Objective: Of the lines in the records that follow, how many include the word "sable"? Answer with a bare number.

(Entries from a dataset)
===

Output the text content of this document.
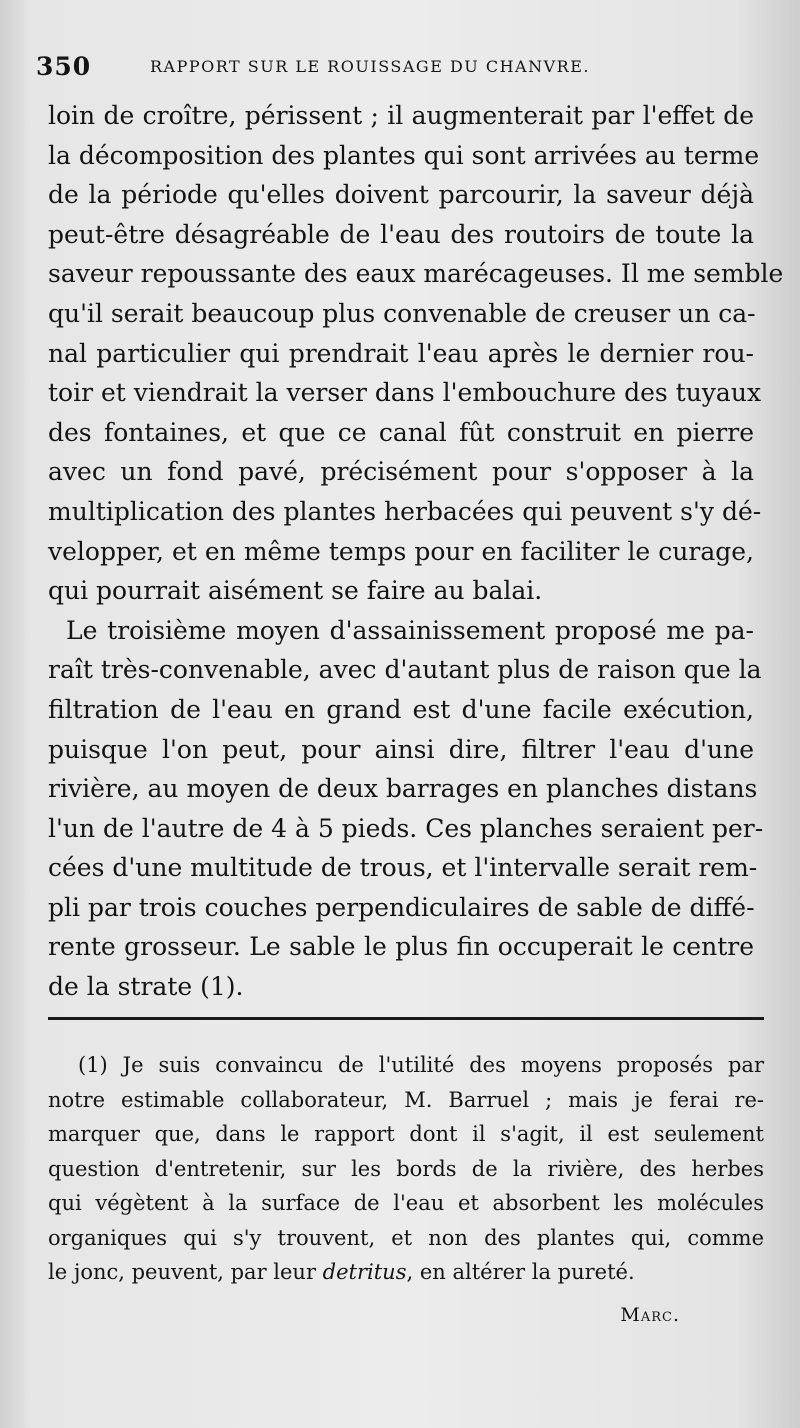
350	RAPPORT SUR LE ROUISSAGE DU CHANVRE.
loin de croître, périssent ; il augmenterait par l'effet de
la décomposition des plantes qui sont arrivées au terme
de la période qu'elles doivent parcourir, la saveur déjà
peut-être désagréable de l'eau des routoirs de toute la
saveur repoussante des eaux marécageuses. Il me semble
qu'il serait beaucoup plus convenable de creuser un ca-
nal particulier qui prendrait l'eau après le dernier rou-
toir et viendrait la verser dans l'embouchure des tuyaux
des fontaines, et que ce canal fût construit en pierre
avec un fond pavé, précisément pour s'opposer à la
multiplication des plantes herbacées qui peuvent s'y dé-
velopper, et en même temps pour en faciliter le curage,
qui pourrait aisément se faire au balai.
Le troisième moyen d'assainissement proposé me pa-
raît très-convenable, avec d'autant plus de raison que la
filtration de l'eau en grand est d'une facile exécution,
puisque l'on peut, pour ainsi dire, filtrer l'eau d'une
rivière, au moyen de deux barrages en planches distans
l'un de l'autre de 4 à 5 pieds. Ces planches seraient per-
cées d'une multitude de trous, et l'intervalle serait rem-
pli par trois couches perpendiculaires de sable de diffé-
rente grosseur. Le sable le plus fin occuperait le centre
de la strate (1).
(1) Je suis convaincu de l'utilité des moyens proposés par
notre estimable collaborateur, M. Barruel ; mais je ferai re-
marquer que, dans le rapport dont il s'agit, il est seulement
question d'entretenir, sur les bords de la rivière, des herbes
qui végètent à la surface de l'eau et absorbent les molécules
organiques qui s'y trouvent, et non des plantes qui, comme
le jonc, peuvent, par leur detritus, en altérer la pureté.
Marc.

===

Exercise solution: 2